▶ Task details
All of the data should be repeated exactly; pictures are not part of the copy.

▶ Exercise material
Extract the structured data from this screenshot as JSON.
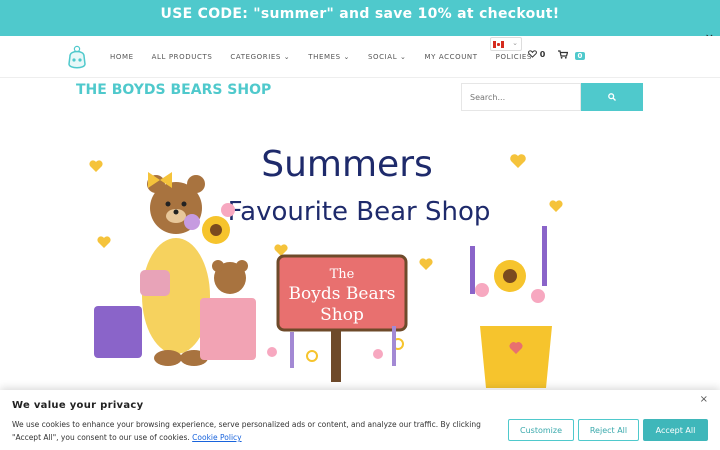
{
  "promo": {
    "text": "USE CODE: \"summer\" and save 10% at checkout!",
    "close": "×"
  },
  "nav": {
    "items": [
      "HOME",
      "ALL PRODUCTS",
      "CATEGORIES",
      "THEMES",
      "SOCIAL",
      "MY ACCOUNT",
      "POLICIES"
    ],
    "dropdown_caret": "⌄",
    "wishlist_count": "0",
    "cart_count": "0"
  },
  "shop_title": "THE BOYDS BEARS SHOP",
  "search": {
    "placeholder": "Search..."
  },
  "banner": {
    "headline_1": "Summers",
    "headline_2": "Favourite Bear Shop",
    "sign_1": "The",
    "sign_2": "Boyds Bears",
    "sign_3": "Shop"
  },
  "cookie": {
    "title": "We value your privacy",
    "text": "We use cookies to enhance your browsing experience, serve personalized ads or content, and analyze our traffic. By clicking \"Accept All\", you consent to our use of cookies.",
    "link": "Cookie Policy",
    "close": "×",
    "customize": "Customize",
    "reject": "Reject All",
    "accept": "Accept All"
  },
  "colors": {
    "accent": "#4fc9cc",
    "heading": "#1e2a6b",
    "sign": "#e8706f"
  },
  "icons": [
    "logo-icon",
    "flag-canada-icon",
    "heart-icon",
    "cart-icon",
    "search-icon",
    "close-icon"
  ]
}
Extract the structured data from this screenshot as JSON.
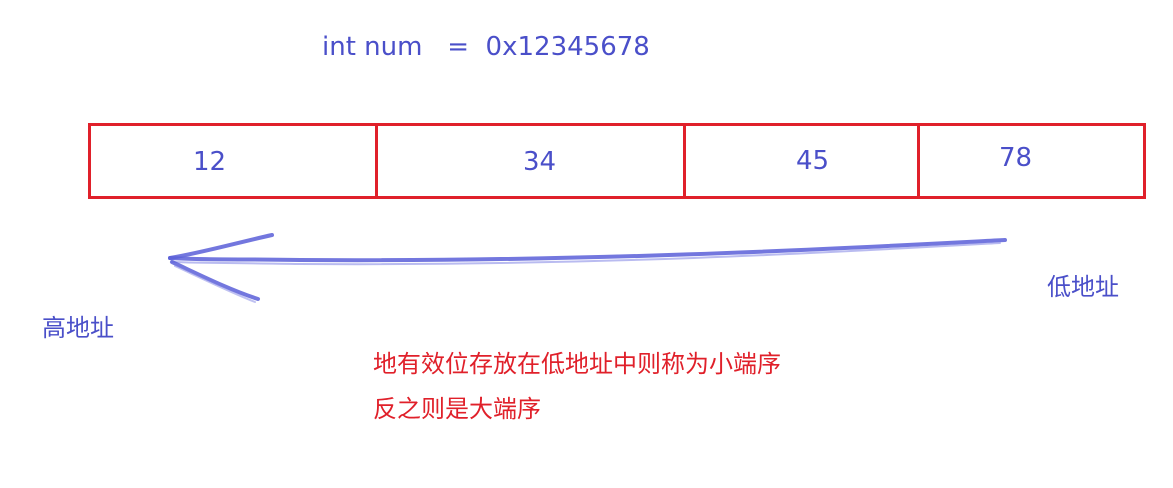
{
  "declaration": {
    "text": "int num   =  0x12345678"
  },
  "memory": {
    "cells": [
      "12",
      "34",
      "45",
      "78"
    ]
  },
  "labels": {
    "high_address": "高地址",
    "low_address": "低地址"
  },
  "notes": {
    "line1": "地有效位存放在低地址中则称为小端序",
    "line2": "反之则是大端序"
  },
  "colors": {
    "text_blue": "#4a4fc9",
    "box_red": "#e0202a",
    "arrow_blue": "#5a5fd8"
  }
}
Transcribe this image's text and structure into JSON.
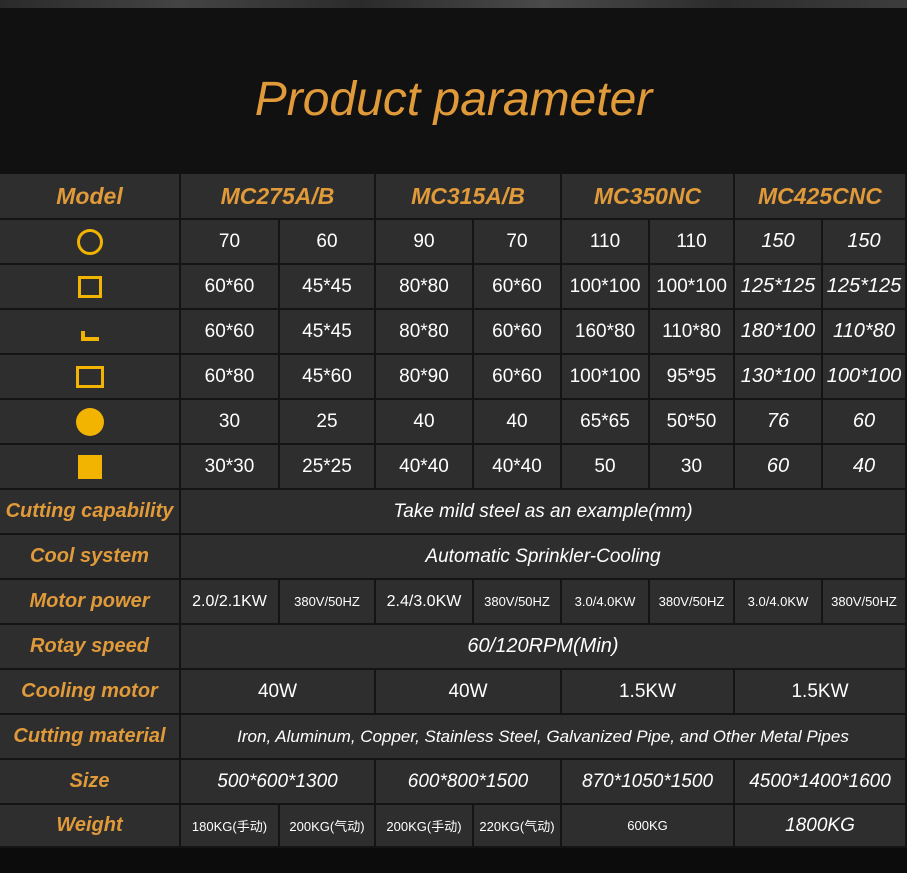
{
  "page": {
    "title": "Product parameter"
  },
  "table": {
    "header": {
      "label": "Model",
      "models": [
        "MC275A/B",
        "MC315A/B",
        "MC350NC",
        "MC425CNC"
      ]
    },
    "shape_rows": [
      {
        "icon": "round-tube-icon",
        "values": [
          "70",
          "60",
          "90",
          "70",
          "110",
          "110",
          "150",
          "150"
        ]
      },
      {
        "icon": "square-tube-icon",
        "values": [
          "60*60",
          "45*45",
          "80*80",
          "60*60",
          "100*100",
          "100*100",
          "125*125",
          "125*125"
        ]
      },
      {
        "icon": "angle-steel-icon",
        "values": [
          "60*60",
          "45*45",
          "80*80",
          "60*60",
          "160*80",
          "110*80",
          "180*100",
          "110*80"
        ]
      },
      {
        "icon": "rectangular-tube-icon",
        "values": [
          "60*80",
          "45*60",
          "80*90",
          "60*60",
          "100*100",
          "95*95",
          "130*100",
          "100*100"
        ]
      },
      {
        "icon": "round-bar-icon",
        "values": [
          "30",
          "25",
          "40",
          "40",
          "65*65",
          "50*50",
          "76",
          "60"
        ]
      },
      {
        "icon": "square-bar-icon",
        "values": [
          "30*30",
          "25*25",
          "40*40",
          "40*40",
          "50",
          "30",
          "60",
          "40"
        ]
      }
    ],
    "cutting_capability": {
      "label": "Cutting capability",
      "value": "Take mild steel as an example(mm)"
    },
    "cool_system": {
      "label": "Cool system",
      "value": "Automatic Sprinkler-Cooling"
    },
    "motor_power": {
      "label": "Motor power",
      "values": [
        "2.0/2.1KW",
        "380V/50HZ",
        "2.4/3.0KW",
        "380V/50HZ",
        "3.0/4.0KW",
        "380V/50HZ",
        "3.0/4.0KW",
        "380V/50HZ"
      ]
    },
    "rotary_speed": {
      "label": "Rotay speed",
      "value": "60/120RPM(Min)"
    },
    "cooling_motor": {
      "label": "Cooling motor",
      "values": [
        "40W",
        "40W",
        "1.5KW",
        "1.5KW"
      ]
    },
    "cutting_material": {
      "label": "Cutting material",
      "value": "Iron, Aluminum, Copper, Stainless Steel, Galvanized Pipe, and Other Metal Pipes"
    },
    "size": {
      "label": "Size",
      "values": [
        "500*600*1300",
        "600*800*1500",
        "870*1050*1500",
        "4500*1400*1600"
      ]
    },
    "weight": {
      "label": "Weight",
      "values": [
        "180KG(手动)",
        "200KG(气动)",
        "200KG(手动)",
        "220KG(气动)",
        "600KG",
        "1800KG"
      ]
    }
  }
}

▶ The result
Extract the structured data from this screenshot as JSON.
{
  "promo": {
    "text": "USE CODE: \"summer\" and save 10% at checkout!",
    "close": "×"
  },
  "nav": {
    "items": [
      "HOME",
      "ALL PRODUCTS",
      "CATEGORIES",
      "THEMES",
      "SOCIAL",
      "MY ACCOUNT",
      "POLICIES"
    ],
    "dropdown_caret": "⌄",
    "wishlist_count": "0",
    "cart_count": "0"
  },
  "shop_title": "THE BOYDS BEARS SHOP",
  "search": {
    "placeholder": "Search..."
  },
  "banner": {
    "headline_1": "Summers",
    "headline_2": "Favourite Bear Shop",
    "sign_1": "The",
    "sign_2": "Boyds Bears",
    "sign_3": "Shop"
  },
  "cookie": {
    "title": "We value your privacy",
    "text": "We use cookies to enhance your browsing experience, serve personalized ads or content, and analyze our traffic. By clicking \"Accept All\", you consent to our use of cookies.",
    "link": "Cookie Policy",
    "close": "×",
    "customize": "Customize",
    "reject": "Reject All",
    "accept": "Accept All"
  },
  "colors": {
    "accent": "#4fc9cc",
    "heading": "#1e2a6b",
    "sign": "#e8706f"
  },
  "icons": [
    "logo-icon",
    "flag-canada-icon",
    "heart-icon",
    "cart-icon",
    "search-icon",
    "close-icon"
  ]
}
Extract the structured data from this screenshot as JSON.
{
  "declaration": {
    "text": "int num   =  0x12345678"
  },
  "memory": {
    "cells": [
      "12",
      "34",
      "45",
      "78"
    ]
  },
  "labels": {
    "high_address": "高地址",
    "low_address": "低地址"
  },
  "notes": {
    "line1": "地有效位存放在低地址中则称为小端序",
    "line2": "反之则是大端序"
  },
  "colors": {
    "text_blue": "#4a4fc9",
    "box_red": "#e0202a",
    "arrow_blue": "#5a5fd8"
  }
}
Transcribe this image's text and structure into JSON.
{
  "page": {
    "title": "Product parameter"
  },
  "table": {
    "header": {
      "label": "Model",
      "models": [
        "MC275A/B",
        "MC315A/B",
        "MC350NC",
        "MC425CNC"
      ]
    },
    "shape_rows": [
      {
        "icon": "round-tube-icon",
        "values": [
          "70",
          "60",
          "90",
          "70",
          "110",
          "110",
          "150",
          "150"
        ]
      },
      {
        "icon": "square-tube-icon",
        "values": [
          "60*60",
          "45*45",
          "80*80",
          "60*60",
          "100*100",
          "100*100",
          "125*125",
          "125*125"
        ]
      },
      {
        "icon": "angle-steel-icon",
        "values": [
          "60*60",
          "45*45",
          "80*80",
          "60*60",
          "160*80",
          "110*80",
          "180*100",
          "110*80"
        ]
      },
      {
        "icon": "rectangular-tube-icon",
        "values": [
          "60*80",
          "45*60",
          "80*90",
          "60*60",
          "100*100",
          "95*95",
          "130*100",
          "100*100"
        ]
      },
      {
        "icon": "round-bar-icon",
        "values": [
          "30",
          "25",
          "40",
          "40",
          "65*65",
          "50*50",
          "76",
          "60"
        ]
      },
      {
        "icon": "square-bar-icon",
        "values": [
          "30*30",
          "25*25",
          "40*40",
          "40*40",
          "50",
          "30",
          "60",
          "40"
        ]
      }
    ],
    "cutting_capability": {
      "label": "Cutting capability",
      "value": "Take mild steel as an example(mm)"
    },
    "cool_system": {
      "label": "Cool system",
      "value": "Automatic Sprinkler-Cooling"
    },
    "motor_power": {
      "label": "Motor power",
      "values": [
        "2.0/2.1KW",
        "380V/50HZ",
        "2.4/3.0KW",
        "380V/50HZ",
        "3.0/4.0KW",
        "380V/50HZ",
        "3.0/4.0KW",
        "380V/50HZ"
      ]
    },
    "rotary_speed": {
      "label": "Rotay speed",
      "value": "60/120RPM(Min)"
    },
    "cooling_motor": {
      "label": "Cooling motor",
      "values": [
        "40W",
        "40W",
        "1.5KW",
        "1.5KW"
      ]
    },
    "cutting_material": {
      "label": "Cutting material",
      "value": "Iron, Aluminum, Copper, Stainless Steel, Galvanized Pipe, and Other Metal Pipes"
    },
    "size": {
      "label": "Size",
      "values": [
        "500*600*1300",
        "600*800*1500",
        "870*1050*1500",
        "4500*1400*1600"
      ]
    },
    "weight": {
      "label": "Weight",
      "values": [
        "180KG(手动)",
        "200KG(气动)",
        "200KG(手动)",
        "220KG(气动)",
        "600KG",
        "1800KG"
      ]
    }
  }
}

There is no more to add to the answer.